-- start of INFORMATION SUPPLIED --

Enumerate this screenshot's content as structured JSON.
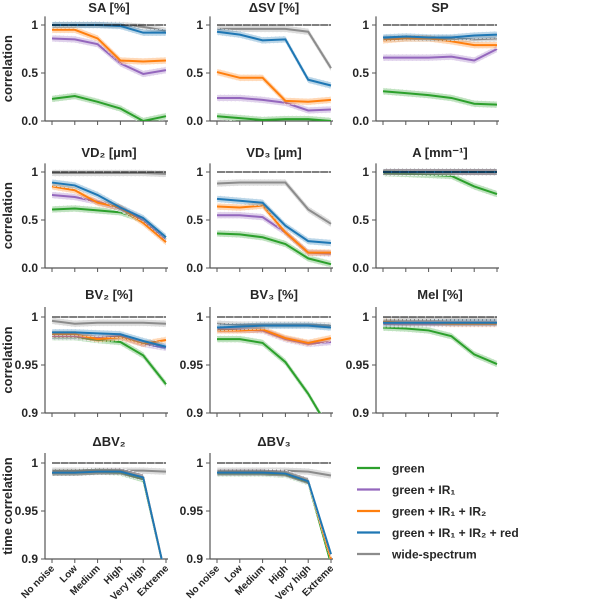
{
  "chart_data": {
    "type": "line",
    "categories": [
      "No noise",
      "Low",
      "Medium",
      "High",
      "Very high",
      "Extreme"
    ],
    "colors": {
      "green": "#2ca02c",
      "green + IR₁": "#9467bd",
      "green + IR₁ + IR₂": "#ff7f0e",
      "green + IR₁ + IR₂ + red": "#1f77b4",
      "wide-spectrum": "#8c8c8c",
      "reference": "#000000"
    },
    "legend": {
      "placement": "bottom-right",
      "entries": [
        "green",
        "green + IR₁",
        "green + IR₁ + IR₂",
        "green + IR₁ + IR₂ + red",
        "wide-spectrum"
      ]
    },
    "panels": [
      {
        "title": "SA [%]",
        "ylabel": "correlation",
        "ylim": [
          0,
          1.09
        ],
        "yticks": [
          "0.0",
          "0.5",
          "1"
        ],
        "ytick_values": [
          0,
          0.5,
          1
        ],
        "series": {
          "wide-spectrum": [
            1,
            1,
            1,
            1,
            0.98,
            0.94
          ],
          "green + IR₁ + IR₂ + red": [
            1,
            1,
            1,
            0.99,
            0.92,
            0.92
          ],
          "green + IR₁ + IR₂": [
            0.95,
            0.95,
            0.86,
            0.63,
            0.62,
            0.63
          ],
          "green + IR₁": [
            0.86,
            0.85,
            0.8,
            0.6,
            0.49,
            0.53
          ],
          "green": [
            0.23,
            0.26,
            0.2,
            0.13,
            0.0,
            0.05
          ]
        }
      },
      {
        "title": "ΔSV [%]",
        "ylabel": "",
        "ylim": [
          0,
          1.09
        ],
        "yticks": [
          "0.0",
          "0.5",
          "1"
        ],
        "ytick_values": [
          0,
          0.5,
          1
        ],
        "series": {
          "wide-spectrum": [
            0.96,
            0.96,
            0.96,
            0.96,
            0.93,
            0.55
          ],
          "green + IR₁ + IR₂ + red": [
            0.93,
            0.9,
            0.84,
            0.85,
            0.43,
            0.37
          ],
          "green + IR₁ + IR₂": [
            0.51,
            0.45,
            0.45,
            0.21,
            0.2,
            0.22
          ],
          "green + IR₁": [
            0.24,
            0.24,
            0.22,
            0.19,
            0.11,
            0.12
          ],
          "green": [
            0.05,
            0.03,
            0.01,
            0.02,
            0.02,
            0.0
          ]
        }
      },
      {
        "title": "SP",
        "ylabel": "",
        "ylim": [
          0,
          1.09
        ],
        "yticks": [
          "0.0",
          "0.5",
          "1"
        ],
        "ytick_values": [
          0,
          0.5,
          1
        ],
        "series": {
          "wide-spectrum": [
            0.86,
            0.86,
            0.86,
            0.86,
            0.85,
            0.86
          ],
          "green + IR₁ + IR₂ + red": [
            0.87,
            0.88,
            0.87,
            0.87,
            0.89,
            0.9
          ],
          "green + IR₁ + IR₂": [
            0.84,
            0.86,
            0.86,
            0.83,
            0.79,
            0.79
          ],
          "green + IR₁": [
            0.66,
            0.66,
            0.66,
            0.67,
            0.63,
            0.75
          ],
          "green": [
            0.31,
            0.29,
            0.27,
            0.24,
            0.18,
            0.17
          ]
        }
      },
      {
        "title": "VD₂ [µm]",
        "ylabel": "correlation",
        "ylim": [
          0,
          1.09
        ],
        "yticks": [
          "0.0",
          "0.5",
          "1"
        ],
        "ytick_values": [
          0,
          0.5,
          1
        ],
        "series": {
          "wide-spectrum": [
            0.99,
            0.99,
            0.99,
            0.99,
            0.99,
            0.98
          ],
          "green + IR₁ + IR₂ + red": [
            0.89,
            0.86,
            0.76,
            0.63,
            0.52,
            0.32
          ],
          "green + IR₁ + IR₂": [
            0.85,
            0.81,
            0.68,
            0.63,
            0.47,
            0.27
          ],
          "green + IR₁": [
            0.76,
            0.74,
            0.69,
            0.62,
            0.5,
            0.29
          ],
          "green": [
            0.61,
            0.62,
            0.6,
            0.58,
            0.5,
            0.3
          ]
        }
      },
      {
        "title": "VD₃ [µm]",
        "ylabel": "",
        "ylim": [
          0,
          1.09
        ],
        "yticks": [
          "0.0",
          "0.5",
          "1"
        ],
        "ytick_values": [
          0,
          0.5,
          1
        ],
        "series": {
          "wide-spectrum": [
            0.88,
            0.89,
            0.89,
            0.89,
            0.61,
            0.46
          ],
          "green + IR₁ + IR₂ + red": [
            0.72,
            0.7,
            0.68,
            0.44,
            0.28,
            0.26
          ],
          "green + IR₁ + IR₂": [
            0.64,
            0.63,
            0.65,
            0.37,
            0.16,
            0.16
          ],
          "green + IR₁": [
            0.55,
            0.55,
            0.53,
            0.37,
            0.16,
            0.15
          ],
          "green": [
            0.36,
            0.35,
            0.32,
            0.25,
            0.1,
            0.04
          ]
        }
      },
      {
        "title": "A [mm⁻¹]",
        "ylabel": "",
        "ylim": [
          0,
          1.09
        ],
        "yticks": [
          "0.0",
          "0.5",
          "1"
        ],
        "ytick_values": [
          0,
          0.5,
          1
        ],
        "series": {
          "wide-spectrum": [
            1,
            1,
            1,
            1,
            1,
            1
          ],
          "green + IR₁ + IR₂ + red": [
            1,
            1,
            1,
            1,
            1,
            1
          ],
          "green + IR₁": [
            1,
            1,
            1,
            1,
            1,
            1
          ],
          "green + IR₁ + IR₂": [
            1,
            1,
            1,
            1,
            1,
            1
          ],
          "green": [
            0.99,
            0.98,
            0.97,
            0.96,
            0.85,
            0.77
          ]
        }
      },
      {
        "title": "BV₂ [%]",
        "ylabel": "correlation",
        "ylim": [
          0.9,
          1.0104
        ],
        "yticks": [
          "0.9",
          "0.95",
          "1"
        ],
        "ytick_values": [
          0.9,
          0.95,
          1
        ],
        "series": {
          "wide-spectrum": [
            0.996,
            0.993,
            0.994,
            0.994,
            0.994,
            0.993
          ],
          "green + IR₁ + IR₂ + red": [
            0.984,
            0.984,
            0.983,
            0.982,
            0.975,
            0.969
          ],
          "green + IR₁": [
            0.98,
            0.98,
            0.978,
            0.98,
            0.972,
            0.968
          ],
          "green + IR₁ + IR₂": [
            0.982,
            0.982,
            0.977,
            0.979,
            0.972,
            0.976
          ],
          "green": [
            0.979,
            0.979,
            0.976,
            0.974,
            0.96,
            0.93
          ]
        }
      },
      {
        "title": "BV₃ [%]",
        "ylabel": "",
        "ylim": [
          0.9,
          1.0104
        ],
        "yticks": [
          "0.9",
          "0.95",
          "1"
        ],
        "ytick_values": [
          0.9,
          0.95,
          1
        ],
        "series": {
          "wide-spectrum": [
            0.993,
            0.992,
            0.992,
            0.992,
            0.992,
            0.991
          ],
          "green + IR₁ + IR₂ + red": [
            0.989,
            0.99,
            0.991,
            0.991,
            0.991,
            0.989
          ],
          "green + IR₁": [
            0.987,
            0.987,
            0.986,
            0.977,
            0.972,
            0.974
          ],
          "green + IR₁ + IR₂": [
            0.986,
            0.986,
            0.987,
            0.978,
            0.973,
            0.978
          ],
          "green": [
            0.977,
            0.977,
            0.973,
            0.953,
            0.92,
            0.88
          ]
        }
      },
      {
        "title": "Mel [%]",
        "ylabel": "",
        "ylim": [
          0.9,
          1.0104
        ],
        "yticks": [
          "0.9",
          "0.95",
          "1"
        ],
        "ytick_values": [
          0.9,
          0.95,
          1
        ],
        "series": {
          "wide-spectrum": [
            0.997,
            0.997,
            0.997,
            0.997,
            0.997,
            0.997
          ],
          "green + IR₁ + IR₂ + red": [
            0.994,
            0.994,
            0.994,
            0.994,
            0.994,
            0.994
          ],
          "green + IR₁": [
            0.993,
            0.993,
            0.993,
            0.993,
            0.993,
            0.993
          ],
          "green + IR₁ + IR₂": [
            0.995,
            0.994,
            0.994,
            0.993,
            0.993,
            0.993
          ],
          "green": [
            0.989,
            0.988,
            0.986,
            0.98,
            0.961,
            0.951
          ]
        }
      },
      {
        "title": "ΔBV₂",
        "ylabel": "time correlation",
        "ylim": [
          0.9,
          1.0104
        ],
        "yticks": [
          "0.9",
          "0.95",
          "1"
        ],
        "ytick_values": [
          0.9,
          0.95,
          1
        ],
        "series": {
          "wide-spectrum": [
            0.992,
            0.992,
            0.992,
            0.992,
            0.992,
            0.991
          ],
          "green": [
            0.99,
            0.99,
            0.991,
            0.99,
            0.983,
            0.88
          ],
          "green + IR₁": [
            0.99,
            0.99,
            0.991,
            0.991,
            0.985,
            0.88
          ],
          "green + IR₁ + IR₂ + red": [
            0.99,
            0.99,
            0.991,
            0.991,
            0.985,
            0.88
          ],
          "green + IR₁ + IR₂": [
            0.99,
            0.99,
            0.991,
            0.991,
            0.985,
            0.88
          ]
        }
      },
      {
        "title": "ΔBV₃",
        "ylabel": "",
        "ylim": [
          0.9,
          1.0104
        ],
        "yticks": [
          "0.9",
          "0.95",
          "1"
        ],
        "ytick_values": [
          0.9,
          0.95,
          1
        ],
        "series": {
          "wide-spectrum": [
            0.992,
            0.992,
            0.992,
            0.992,
            0.991,
            0.987
          ],
          "green": [
            0.989,
            0.989,
            0.989,
            0.988,
            0.98,
            0.895
          ],
          "green + IR₁": [
            0.99,
            0.99,
            0.99,
            0.989,
            0.981,
            0.9
          ],
          "green + IR₁ + IR₂ + red": [
            0.99,
            0.99,
            0.99,
            0.989,
            0.981,
            0.905
          ],
          "green + IR₁ + IR₂": [
            0.99,
            0.99,
            0.99,
            0.989,
            0.981,
            0.9
          ]
        }
      }
    ]
  }
}
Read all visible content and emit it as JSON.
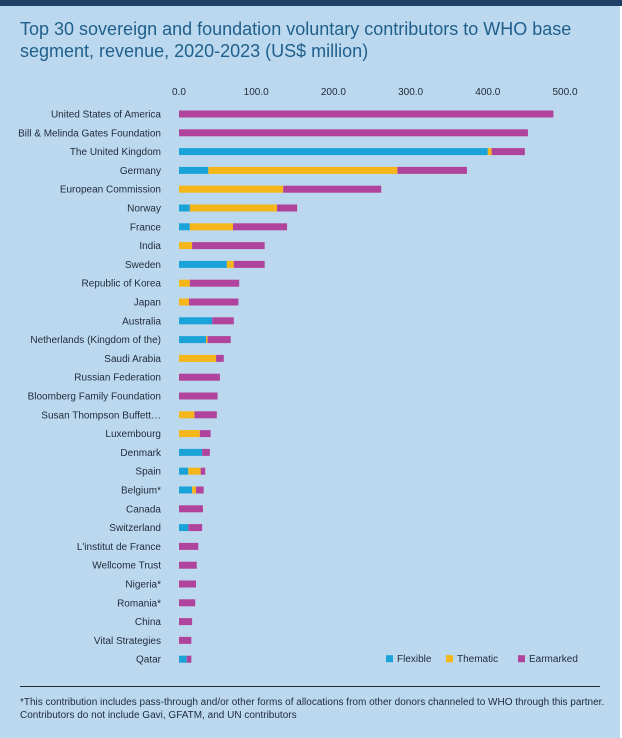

-- end of INFORMATION SUPPLIED --

SET PROBLEM
Identify each line containing the string "content" and copy it out.

TASK RESULT
Enumerate this screenshot's content as structured JSON.
Read all visible content and emit it as JSON.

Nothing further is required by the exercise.